→ **Bloque de texto**:

★ ★ ★ ★ ★ ★ ★

Mi cabeza trabajaba todo el tiempo. Quería dormir y no podía. Pensaba en lo que me había pasado, lloraba toda la noche, no conseguía descansar en ningún momento. Desanimado, dejé la rehabilitación. Completamente derrotado por primera vez en mi vida, me aferré a una cosa. Mientras estuve internado, vino a visitarme mi antiguo profesor de kickboxing.
Me invitó a su gimnasio para CrossFit una vez que me dieron de alta. Y, cuando pude, fui. Cuando le dije a mi mamá que quería seguir esa actividad, me respondió “Vas a vivir toda tu vida en una cama”, porque pensaba que me lesionaría. Le respondí que no me importaba, quería hacer lo que me hiciera sentir bien. Necesitaba una razón para levantarme de la cama por la mañana. Yo hago lo que para otros es una locura, por mi condición: me trepo a una soga a más de dos metros, levanto más de veinte kilos. El ejercicio no me lastima, me fortalece. Me pone a prueba permanentemente.

★ ★ ★ ★ ★ ★ ★

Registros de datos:
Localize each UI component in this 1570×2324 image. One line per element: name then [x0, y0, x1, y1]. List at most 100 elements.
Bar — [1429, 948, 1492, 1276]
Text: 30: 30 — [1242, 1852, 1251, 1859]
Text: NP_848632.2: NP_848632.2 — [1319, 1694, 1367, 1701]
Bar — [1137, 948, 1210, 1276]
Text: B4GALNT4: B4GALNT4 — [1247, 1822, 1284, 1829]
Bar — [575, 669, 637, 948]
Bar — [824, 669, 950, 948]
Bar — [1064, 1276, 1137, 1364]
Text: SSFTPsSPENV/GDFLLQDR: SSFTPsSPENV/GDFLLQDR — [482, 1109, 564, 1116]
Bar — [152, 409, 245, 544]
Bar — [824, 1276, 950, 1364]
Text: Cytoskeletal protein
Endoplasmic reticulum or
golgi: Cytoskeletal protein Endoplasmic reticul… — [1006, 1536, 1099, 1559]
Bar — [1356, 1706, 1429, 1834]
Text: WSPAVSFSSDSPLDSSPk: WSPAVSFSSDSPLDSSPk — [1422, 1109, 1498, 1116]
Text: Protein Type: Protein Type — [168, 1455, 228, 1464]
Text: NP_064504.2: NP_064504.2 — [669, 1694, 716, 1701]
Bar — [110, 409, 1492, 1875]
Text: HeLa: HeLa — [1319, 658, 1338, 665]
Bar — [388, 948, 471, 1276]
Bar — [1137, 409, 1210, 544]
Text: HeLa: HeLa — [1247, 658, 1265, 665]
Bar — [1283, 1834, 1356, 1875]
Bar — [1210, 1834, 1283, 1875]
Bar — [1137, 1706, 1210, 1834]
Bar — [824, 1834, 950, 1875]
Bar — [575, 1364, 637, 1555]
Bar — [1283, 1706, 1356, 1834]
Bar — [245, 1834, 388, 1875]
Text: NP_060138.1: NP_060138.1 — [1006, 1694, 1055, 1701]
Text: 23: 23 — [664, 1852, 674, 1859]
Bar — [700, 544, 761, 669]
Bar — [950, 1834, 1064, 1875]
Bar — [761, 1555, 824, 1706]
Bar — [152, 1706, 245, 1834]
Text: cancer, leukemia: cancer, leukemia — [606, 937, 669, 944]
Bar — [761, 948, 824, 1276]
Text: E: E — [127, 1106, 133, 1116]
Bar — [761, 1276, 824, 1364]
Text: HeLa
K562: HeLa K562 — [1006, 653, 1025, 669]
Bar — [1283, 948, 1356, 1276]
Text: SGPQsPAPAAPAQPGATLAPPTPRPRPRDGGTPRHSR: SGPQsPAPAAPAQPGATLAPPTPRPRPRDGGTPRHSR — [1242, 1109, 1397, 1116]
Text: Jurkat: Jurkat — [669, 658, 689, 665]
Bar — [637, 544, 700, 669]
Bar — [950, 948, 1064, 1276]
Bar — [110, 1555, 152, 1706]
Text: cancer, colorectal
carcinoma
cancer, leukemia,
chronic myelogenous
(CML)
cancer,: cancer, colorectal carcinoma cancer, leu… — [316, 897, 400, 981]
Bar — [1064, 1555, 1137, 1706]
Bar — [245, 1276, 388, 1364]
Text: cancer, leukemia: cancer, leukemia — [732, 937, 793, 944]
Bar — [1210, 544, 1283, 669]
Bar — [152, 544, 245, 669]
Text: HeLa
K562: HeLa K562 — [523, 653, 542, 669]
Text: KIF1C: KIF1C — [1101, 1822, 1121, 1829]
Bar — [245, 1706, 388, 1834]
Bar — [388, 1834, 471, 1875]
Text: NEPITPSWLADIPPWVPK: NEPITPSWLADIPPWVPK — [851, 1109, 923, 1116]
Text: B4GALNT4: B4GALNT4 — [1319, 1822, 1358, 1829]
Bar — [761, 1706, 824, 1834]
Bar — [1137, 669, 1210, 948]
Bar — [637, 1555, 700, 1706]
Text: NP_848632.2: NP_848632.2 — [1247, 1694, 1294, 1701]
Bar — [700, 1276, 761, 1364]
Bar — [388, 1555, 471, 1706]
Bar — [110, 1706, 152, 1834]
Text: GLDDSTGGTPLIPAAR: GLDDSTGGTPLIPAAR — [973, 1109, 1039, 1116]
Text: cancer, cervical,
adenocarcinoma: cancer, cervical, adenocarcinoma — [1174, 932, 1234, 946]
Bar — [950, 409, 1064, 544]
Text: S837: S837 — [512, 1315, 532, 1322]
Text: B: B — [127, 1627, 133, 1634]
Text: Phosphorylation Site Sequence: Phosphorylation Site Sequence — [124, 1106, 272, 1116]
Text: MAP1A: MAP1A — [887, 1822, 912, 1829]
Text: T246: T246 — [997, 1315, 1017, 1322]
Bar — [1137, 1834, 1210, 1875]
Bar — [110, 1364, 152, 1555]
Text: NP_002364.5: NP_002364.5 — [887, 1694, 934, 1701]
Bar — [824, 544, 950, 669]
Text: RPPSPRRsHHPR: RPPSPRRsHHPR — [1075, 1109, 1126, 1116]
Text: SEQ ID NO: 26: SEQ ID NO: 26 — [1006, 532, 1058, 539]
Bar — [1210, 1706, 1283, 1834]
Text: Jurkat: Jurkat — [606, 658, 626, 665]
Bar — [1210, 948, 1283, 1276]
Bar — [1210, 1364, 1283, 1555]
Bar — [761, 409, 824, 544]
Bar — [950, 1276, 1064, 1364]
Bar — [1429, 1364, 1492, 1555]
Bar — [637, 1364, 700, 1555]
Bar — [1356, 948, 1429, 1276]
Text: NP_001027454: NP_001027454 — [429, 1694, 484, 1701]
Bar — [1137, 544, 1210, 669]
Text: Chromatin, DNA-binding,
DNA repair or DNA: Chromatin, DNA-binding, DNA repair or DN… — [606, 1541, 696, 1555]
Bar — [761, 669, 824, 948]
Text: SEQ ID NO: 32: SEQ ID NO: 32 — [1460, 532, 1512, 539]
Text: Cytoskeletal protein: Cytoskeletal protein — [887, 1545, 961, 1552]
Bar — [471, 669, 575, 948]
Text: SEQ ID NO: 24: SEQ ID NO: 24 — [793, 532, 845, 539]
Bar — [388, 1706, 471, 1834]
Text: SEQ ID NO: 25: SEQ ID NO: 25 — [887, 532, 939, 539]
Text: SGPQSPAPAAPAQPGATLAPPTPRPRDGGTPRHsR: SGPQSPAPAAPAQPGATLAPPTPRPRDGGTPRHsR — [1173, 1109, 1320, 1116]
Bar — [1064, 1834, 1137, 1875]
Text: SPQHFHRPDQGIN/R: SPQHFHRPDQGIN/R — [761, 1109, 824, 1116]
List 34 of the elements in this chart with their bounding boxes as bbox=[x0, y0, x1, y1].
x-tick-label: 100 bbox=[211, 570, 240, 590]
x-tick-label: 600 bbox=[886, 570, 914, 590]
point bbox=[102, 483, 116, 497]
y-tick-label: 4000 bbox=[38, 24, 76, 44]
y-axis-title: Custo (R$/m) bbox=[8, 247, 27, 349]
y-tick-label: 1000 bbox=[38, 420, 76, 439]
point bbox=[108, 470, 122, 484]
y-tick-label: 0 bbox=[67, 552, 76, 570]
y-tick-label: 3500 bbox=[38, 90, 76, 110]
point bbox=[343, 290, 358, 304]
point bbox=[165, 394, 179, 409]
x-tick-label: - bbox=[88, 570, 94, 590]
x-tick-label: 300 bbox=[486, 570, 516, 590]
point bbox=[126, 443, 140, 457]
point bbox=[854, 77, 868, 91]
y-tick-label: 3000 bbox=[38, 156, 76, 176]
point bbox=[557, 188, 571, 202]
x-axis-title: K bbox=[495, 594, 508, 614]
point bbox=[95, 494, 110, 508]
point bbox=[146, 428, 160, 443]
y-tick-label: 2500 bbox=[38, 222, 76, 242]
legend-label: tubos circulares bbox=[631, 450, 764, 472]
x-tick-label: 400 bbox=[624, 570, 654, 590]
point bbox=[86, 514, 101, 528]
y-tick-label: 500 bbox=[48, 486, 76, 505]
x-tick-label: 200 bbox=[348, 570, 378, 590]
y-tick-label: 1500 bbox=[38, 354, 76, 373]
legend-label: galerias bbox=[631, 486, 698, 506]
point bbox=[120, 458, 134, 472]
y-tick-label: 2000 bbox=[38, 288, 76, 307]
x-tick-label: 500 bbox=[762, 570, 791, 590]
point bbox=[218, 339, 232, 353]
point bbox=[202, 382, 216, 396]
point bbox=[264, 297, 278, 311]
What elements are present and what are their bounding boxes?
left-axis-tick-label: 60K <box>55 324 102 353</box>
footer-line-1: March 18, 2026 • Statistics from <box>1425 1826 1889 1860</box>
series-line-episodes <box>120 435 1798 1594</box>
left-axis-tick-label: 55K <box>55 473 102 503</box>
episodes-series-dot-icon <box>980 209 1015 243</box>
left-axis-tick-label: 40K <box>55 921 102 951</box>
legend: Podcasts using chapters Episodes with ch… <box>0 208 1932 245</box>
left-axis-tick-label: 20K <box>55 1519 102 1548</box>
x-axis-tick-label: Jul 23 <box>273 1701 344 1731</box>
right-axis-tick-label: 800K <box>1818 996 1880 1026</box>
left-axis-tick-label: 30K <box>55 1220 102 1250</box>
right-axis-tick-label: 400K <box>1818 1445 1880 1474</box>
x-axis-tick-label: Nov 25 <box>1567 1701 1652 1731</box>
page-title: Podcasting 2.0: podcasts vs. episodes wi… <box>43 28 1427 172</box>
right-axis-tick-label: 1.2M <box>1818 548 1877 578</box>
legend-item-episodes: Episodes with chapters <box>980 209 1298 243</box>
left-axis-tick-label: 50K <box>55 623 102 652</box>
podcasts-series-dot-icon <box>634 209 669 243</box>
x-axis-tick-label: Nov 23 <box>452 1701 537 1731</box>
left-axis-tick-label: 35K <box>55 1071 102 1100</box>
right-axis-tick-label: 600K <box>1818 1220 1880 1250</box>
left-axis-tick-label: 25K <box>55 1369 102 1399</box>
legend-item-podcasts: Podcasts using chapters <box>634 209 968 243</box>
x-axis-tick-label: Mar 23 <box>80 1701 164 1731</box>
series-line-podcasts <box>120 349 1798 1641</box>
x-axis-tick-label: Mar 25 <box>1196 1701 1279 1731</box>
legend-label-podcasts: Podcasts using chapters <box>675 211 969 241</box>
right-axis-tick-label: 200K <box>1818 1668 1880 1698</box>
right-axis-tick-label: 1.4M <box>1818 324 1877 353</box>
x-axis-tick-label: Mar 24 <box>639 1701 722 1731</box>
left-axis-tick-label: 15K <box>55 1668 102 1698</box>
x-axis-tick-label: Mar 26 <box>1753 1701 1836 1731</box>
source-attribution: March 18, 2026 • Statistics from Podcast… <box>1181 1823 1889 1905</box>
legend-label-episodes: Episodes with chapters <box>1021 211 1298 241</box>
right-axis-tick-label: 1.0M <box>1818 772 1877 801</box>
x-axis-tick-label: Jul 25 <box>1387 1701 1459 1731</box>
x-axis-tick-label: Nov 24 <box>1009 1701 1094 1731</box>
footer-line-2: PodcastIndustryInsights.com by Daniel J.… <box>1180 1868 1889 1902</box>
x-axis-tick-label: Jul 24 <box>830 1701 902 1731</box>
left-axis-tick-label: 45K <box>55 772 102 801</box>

★ ★ ★ ★ ★ ★ ★

Prolonga el relato sobre la vuelta al entrenamiento después de la internación, empezando justo tras su última oración. El listado no tiene relación con el relato.

→ **Espacio de respuesta**:
Al comienzo, me decían que nunca iba a poder controlar mis esfínteres, y parecía real: hasta un estornudo podía provocar que me ensucie los pantalones. Pero, como tantas otras cosas, logré controlarlo. A veces, si voy muy fuerte en el entrenamiento, puedo experimentar una pequeña pérdida de control, pero no uso pañales y nunca los voy a usar. Sólo tengo una silla de paseo, que no soporta más peso que el mío. Una chica me prestó la silla deportiva con la que juega al básquet, y la uso a veces para entrenar. A veces lo uso para entrenar con el objetivo de conseguir mi propio equipo y empezar a competir a nivel mundial.
Nunca encajé bien en los grupos, sobre todo cuando era chico. No me destacaba en nada, solamente en los deportes. En el colegio, en el barrio, y en todas partes, siempre había alguien que me molestara. Sufrí mucho el bullying. Mientras el bullying crecía, y mi pasión por el deporte también, decidí entrenar deportes de combate, para defenderme. Vivo en un barrio humilde, donde cada uno tiene que arreglárselas solo. “Defendete”, me decían mis padres. Y fue lo que hice. Practiqué kickboxing y luego boxeo. Soy de evitar las peleas, no las provoco, pero si se cruza un límite me defiendo. Así fue durante un tiempo, me peleé muchas veces en la calle, hasta que mi entrenador me dijo que no quería trabajar con alguien que se comportara así. Con mi crecimiento físico y lo que aprendí del combate, cada vez me molestaban menos personas. Con el resto, hablé. Ya éramos un poco más grandes y nos entendimos. Hoy en el barrio saludo a todos y me llevo muy bien. Luego sucedió el accidente.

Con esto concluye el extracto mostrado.